STATED PROBLEM - In the material below, list every line carrying the string "this".

EXCERPTED RECORDS -
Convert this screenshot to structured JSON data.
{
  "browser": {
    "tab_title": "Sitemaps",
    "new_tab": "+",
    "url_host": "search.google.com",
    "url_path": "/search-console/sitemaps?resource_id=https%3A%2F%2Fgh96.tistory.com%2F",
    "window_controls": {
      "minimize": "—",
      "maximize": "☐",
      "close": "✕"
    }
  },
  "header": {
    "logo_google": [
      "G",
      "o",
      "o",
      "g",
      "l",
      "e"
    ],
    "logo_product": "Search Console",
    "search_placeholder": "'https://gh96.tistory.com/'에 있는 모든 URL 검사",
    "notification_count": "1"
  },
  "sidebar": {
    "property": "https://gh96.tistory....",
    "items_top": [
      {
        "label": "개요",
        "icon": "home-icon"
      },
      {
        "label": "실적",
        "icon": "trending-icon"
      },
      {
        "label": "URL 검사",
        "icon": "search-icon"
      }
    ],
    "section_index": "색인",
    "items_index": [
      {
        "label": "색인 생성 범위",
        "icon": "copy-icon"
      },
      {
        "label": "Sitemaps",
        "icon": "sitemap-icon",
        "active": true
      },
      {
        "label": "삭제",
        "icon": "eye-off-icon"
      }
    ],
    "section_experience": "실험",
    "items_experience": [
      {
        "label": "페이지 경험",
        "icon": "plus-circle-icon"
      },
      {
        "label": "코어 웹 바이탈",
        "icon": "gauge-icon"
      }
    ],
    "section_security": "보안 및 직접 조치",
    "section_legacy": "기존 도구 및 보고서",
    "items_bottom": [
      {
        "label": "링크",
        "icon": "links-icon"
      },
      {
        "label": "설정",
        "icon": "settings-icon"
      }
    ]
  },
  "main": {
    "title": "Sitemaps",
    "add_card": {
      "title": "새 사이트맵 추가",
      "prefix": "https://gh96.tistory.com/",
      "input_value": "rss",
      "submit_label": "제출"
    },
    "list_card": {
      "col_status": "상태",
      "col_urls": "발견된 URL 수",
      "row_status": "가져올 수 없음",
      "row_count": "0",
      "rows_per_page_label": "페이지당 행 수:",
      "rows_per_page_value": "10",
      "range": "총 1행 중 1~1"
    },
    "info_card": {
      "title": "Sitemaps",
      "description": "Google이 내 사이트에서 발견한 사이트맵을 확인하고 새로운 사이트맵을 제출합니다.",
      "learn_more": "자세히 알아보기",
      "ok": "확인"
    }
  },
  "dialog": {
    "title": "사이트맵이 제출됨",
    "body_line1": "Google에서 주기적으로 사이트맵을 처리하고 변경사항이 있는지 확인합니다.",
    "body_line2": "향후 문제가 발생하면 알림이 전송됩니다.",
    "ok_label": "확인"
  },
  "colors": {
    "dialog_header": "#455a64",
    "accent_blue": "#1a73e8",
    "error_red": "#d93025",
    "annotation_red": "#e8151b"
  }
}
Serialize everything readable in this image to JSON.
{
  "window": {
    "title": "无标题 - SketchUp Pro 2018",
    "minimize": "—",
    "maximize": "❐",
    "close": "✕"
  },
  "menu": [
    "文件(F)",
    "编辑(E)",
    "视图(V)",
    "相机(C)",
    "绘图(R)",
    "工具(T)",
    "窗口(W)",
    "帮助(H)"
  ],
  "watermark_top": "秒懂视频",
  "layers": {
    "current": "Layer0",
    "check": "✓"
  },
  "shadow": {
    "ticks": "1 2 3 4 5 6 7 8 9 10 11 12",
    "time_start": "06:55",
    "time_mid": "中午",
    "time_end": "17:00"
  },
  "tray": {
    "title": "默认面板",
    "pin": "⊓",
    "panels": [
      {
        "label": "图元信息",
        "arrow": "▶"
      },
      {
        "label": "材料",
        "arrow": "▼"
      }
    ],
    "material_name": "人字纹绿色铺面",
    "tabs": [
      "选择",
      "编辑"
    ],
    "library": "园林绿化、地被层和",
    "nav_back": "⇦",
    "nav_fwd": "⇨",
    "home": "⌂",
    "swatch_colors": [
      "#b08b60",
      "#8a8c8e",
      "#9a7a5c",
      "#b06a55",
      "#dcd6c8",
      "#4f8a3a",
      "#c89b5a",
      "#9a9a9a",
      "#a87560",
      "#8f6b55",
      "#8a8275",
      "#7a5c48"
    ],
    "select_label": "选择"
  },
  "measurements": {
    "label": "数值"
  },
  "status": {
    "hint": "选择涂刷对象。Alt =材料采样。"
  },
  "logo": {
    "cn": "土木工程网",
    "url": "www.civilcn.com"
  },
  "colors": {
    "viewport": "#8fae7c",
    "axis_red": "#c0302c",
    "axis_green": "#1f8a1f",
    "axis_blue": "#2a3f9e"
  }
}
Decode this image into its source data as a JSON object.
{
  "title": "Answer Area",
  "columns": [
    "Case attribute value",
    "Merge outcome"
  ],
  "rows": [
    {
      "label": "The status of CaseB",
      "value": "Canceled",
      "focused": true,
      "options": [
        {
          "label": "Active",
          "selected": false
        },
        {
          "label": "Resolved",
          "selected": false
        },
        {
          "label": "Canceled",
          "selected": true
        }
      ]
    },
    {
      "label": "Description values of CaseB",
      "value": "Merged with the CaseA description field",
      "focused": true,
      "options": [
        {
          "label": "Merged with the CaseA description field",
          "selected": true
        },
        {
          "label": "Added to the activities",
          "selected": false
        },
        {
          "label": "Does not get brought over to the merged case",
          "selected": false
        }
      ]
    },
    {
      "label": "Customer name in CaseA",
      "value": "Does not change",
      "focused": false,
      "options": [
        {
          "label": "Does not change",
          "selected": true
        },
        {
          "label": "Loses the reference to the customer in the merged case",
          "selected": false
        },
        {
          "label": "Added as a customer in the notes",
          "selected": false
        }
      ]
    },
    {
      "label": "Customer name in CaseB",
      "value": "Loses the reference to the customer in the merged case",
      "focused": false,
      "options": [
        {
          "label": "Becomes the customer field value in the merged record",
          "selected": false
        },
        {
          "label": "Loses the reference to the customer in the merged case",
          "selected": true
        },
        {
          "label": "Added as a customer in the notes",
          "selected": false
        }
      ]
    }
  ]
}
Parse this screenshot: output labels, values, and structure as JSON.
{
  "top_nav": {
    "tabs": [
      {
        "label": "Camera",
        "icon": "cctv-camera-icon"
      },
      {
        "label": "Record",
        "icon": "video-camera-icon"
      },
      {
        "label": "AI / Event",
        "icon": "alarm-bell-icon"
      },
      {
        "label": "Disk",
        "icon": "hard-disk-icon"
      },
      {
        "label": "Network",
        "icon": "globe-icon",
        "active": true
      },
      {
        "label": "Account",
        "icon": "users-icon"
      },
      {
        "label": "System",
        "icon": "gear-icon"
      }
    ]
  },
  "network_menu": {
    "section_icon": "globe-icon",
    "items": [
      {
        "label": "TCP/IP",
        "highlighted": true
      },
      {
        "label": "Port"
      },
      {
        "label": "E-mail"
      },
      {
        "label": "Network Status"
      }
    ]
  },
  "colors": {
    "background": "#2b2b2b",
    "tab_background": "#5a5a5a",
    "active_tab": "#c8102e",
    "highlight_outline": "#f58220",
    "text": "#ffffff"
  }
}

THE ANSWER -
Convert this screenshot to structured JSON data.
Serialize everything readable in this image to JSON.
Decode this image into its source data as a JSON object.
Parse this screenshot: output labels, values, and structure as JSON.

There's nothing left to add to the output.